**What you should do**
Pull every line of the entries that has the word "when".

(Entries taken from a collection)
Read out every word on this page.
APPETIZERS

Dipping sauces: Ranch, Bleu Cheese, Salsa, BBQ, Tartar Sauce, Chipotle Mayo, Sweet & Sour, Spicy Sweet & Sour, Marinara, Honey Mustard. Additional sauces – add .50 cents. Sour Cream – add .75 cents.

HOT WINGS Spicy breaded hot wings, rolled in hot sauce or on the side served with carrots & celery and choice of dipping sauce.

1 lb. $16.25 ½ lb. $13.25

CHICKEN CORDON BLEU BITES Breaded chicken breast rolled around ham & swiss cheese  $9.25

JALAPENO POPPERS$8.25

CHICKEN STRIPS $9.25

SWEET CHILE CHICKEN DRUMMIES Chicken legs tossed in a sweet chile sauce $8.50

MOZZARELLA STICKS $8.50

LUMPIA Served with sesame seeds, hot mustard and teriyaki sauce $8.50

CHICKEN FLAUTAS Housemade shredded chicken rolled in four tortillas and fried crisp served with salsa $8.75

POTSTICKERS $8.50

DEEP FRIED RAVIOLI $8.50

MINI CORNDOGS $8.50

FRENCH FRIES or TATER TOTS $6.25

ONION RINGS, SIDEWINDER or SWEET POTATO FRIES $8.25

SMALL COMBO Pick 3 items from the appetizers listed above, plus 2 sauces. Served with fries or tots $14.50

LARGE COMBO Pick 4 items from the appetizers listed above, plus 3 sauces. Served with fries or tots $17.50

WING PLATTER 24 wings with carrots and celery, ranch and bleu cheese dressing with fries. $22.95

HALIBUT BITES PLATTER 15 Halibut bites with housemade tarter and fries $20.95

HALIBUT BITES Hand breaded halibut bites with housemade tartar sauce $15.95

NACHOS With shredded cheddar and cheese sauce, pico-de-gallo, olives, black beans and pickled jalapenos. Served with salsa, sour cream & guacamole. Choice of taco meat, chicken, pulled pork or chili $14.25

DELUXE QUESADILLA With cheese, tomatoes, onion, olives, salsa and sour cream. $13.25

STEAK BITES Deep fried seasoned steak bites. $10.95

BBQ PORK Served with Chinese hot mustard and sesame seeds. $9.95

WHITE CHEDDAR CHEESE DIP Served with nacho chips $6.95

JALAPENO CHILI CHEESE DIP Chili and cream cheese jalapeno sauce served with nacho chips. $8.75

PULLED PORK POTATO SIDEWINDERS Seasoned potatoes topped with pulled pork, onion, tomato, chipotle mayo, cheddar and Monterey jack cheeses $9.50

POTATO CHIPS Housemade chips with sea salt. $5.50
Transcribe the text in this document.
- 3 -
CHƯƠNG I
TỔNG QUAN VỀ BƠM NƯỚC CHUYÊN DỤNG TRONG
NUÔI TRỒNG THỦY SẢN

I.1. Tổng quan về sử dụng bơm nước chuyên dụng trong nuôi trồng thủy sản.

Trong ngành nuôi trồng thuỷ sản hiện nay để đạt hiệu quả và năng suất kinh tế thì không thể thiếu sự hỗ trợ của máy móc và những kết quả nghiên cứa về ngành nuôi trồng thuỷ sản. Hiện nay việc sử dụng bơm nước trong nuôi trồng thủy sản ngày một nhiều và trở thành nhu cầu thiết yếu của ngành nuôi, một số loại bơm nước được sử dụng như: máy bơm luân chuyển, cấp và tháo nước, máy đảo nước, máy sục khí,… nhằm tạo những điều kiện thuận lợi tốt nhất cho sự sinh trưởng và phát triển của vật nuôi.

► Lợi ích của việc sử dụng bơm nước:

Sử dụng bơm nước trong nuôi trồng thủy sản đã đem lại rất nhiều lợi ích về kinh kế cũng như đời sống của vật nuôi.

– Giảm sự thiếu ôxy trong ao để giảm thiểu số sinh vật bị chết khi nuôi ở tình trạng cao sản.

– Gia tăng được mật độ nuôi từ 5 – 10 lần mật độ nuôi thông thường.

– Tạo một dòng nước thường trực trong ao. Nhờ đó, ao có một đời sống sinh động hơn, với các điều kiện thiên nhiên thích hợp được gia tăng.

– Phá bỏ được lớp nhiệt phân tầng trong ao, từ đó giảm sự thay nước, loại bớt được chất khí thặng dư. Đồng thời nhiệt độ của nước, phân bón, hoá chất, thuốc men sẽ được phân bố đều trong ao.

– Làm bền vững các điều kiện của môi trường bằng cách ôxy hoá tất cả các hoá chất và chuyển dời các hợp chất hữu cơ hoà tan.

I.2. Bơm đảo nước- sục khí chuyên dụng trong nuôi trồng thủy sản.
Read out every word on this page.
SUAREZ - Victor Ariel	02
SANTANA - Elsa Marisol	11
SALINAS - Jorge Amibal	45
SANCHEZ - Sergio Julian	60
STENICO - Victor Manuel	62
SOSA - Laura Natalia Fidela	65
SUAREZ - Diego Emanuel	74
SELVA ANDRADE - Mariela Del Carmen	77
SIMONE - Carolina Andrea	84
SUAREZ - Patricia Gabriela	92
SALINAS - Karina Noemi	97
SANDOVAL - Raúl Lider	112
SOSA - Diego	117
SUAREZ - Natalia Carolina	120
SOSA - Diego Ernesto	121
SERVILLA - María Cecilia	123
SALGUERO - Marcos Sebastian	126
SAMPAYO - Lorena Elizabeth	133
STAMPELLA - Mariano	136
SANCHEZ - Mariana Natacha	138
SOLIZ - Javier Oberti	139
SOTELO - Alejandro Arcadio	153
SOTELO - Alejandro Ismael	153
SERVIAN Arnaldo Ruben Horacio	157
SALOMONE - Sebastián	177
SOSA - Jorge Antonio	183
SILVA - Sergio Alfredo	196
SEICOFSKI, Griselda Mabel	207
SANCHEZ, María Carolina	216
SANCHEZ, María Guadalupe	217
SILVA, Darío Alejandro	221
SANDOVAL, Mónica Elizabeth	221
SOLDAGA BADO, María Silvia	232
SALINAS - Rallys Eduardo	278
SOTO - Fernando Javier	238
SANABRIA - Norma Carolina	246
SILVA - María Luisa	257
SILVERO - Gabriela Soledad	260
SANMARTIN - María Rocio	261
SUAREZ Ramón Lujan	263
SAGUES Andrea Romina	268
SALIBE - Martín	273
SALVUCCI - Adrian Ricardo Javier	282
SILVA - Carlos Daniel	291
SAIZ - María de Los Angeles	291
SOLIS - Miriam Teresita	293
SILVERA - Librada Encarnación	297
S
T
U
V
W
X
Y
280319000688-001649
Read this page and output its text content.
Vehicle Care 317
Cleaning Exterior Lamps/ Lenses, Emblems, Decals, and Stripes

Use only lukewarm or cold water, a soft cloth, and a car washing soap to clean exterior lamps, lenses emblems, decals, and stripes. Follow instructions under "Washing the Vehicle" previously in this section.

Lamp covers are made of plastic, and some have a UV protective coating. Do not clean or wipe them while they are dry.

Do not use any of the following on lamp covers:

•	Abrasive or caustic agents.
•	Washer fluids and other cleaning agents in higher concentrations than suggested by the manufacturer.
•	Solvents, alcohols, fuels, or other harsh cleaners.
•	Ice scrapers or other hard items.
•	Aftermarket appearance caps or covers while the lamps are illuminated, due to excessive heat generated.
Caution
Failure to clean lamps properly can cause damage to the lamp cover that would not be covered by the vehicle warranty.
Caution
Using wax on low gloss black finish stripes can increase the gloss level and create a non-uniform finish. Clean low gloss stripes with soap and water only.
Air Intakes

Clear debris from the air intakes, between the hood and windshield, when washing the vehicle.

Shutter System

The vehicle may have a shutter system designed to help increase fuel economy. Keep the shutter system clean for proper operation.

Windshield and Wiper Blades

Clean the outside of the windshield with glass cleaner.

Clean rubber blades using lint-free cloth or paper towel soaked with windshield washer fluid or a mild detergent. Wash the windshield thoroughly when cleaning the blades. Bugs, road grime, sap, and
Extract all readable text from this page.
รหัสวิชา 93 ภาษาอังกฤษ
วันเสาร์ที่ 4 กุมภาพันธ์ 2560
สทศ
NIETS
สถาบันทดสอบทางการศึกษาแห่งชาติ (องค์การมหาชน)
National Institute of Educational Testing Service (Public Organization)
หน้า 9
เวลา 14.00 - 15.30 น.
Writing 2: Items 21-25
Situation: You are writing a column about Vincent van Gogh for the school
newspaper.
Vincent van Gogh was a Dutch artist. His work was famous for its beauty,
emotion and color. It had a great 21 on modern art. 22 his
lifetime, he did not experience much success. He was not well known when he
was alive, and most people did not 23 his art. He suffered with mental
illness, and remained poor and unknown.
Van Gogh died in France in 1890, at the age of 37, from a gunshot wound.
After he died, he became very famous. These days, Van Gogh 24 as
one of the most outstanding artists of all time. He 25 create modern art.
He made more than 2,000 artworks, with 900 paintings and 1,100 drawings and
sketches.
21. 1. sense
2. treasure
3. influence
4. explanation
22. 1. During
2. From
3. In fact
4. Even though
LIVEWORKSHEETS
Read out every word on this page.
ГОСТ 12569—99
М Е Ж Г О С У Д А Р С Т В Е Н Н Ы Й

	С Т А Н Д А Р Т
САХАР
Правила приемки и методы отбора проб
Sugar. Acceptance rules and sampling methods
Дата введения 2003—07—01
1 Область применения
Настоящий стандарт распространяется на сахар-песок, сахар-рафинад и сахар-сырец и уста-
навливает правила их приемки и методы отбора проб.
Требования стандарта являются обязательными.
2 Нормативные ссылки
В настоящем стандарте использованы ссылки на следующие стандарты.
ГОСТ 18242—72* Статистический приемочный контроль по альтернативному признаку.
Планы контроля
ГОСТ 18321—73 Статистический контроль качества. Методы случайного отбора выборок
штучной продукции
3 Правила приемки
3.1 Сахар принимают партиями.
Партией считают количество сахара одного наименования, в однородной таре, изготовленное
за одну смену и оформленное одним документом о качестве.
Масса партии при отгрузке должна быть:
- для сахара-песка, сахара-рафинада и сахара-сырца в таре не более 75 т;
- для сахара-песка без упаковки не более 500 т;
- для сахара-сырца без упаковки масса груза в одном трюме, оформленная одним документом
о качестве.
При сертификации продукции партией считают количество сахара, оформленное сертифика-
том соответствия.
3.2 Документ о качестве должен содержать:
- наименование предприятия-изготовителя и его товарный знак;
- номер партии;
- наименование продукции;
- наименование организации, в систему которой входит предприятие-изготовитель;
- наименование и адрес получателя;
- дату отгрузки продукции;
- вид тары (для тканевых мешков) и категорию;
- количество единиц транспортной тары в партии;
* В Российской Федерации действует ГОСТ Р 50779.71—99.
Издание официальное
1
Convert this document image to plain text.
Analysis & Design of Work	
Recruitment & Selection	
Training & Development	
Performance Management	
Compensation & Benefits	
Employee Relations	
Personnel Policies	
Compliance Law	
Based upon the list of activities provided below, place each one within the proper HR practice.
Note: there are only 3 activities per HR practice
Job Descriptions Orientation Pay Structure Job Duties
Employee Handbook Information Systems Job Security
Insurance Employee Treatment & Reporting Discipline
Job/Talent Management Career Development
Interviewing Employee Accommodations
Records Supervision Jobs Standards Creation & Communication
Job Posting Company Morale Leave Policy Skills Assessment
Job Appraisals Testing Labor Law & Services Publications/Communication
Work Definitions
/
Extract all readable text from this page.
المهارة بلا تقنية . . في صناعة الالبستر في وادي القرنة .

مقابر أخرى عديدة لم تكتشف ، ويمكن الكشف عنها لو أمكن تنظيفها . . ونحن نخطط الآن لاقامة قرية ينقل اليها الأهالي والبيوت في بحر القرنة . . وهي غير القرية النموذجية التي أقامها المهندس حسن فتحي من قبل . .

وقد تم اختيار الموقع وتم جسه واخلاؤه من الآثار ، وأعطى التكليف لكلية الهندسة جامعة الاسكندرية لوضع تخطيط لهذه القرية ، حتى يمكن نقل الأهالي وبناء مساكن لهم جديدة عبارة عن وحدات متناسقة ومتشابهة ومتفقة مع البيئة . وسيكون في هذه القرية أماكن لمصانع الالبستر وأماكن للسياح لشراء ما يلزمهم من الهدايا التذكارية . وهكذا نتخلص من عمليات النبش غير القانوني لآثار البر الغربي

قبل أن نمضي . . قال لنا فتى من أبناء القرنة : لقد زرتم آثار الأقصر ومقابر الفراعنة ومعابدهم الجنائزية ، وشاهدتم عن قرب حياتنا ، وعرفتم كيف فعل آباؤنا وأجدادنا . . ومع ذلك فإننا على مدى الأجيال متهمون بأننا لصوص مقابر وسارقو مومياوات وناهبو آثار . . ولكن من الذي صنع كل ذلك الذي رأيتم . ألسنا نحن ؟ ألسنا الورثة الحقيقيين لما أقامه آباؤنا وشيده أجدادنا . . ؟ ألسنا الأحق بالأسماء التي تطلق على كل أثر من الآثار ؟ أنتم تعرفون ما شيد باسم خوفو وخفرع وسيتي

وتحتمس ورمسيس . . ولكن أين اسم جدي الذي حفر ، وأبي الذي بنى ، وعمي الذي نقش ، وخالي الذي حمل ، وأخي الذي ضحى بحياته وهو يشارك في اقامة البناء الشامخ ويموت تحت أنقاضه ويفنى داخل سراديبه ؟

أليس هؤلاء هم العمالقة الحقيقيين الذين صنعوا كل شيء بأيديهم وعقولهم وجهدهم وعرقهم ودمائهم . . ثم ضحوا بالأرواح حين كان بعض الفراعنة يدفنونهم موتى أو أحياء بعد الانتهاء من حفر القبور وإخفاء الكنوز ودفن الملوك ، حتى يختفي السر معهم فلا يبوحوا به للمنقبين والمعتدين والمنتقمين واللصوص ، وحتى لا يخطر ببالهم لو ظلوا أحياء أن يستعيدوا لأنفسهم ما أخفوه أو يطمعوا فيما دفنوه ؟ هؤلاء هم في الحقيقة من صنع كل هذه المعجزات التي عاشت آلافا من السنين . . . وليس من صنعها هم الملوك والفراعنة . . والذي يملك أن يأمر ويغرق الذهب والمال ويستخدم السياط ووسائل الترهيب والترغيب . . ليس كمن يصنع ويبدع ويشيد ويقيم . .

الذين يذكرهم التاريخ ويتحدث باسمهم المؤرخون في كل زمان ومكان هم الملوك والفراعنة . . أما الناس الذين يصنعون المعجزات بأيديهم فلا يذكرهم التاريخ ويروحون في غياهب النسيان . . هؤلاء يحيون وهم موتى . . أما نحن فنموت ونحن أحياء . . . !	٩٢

**The solution**
Clear debris from the air intakes, between the hood and windshield, when washing the vehicle.
Clean rubber blades using lint-free cloth or paper towel soaked with windshield washer fluid or a mild detergent. Wash the windshield thoroughly when cleaning the blades. Bugs, road grime, sap, and
lifetime, he did not experience much success. He was not well known when he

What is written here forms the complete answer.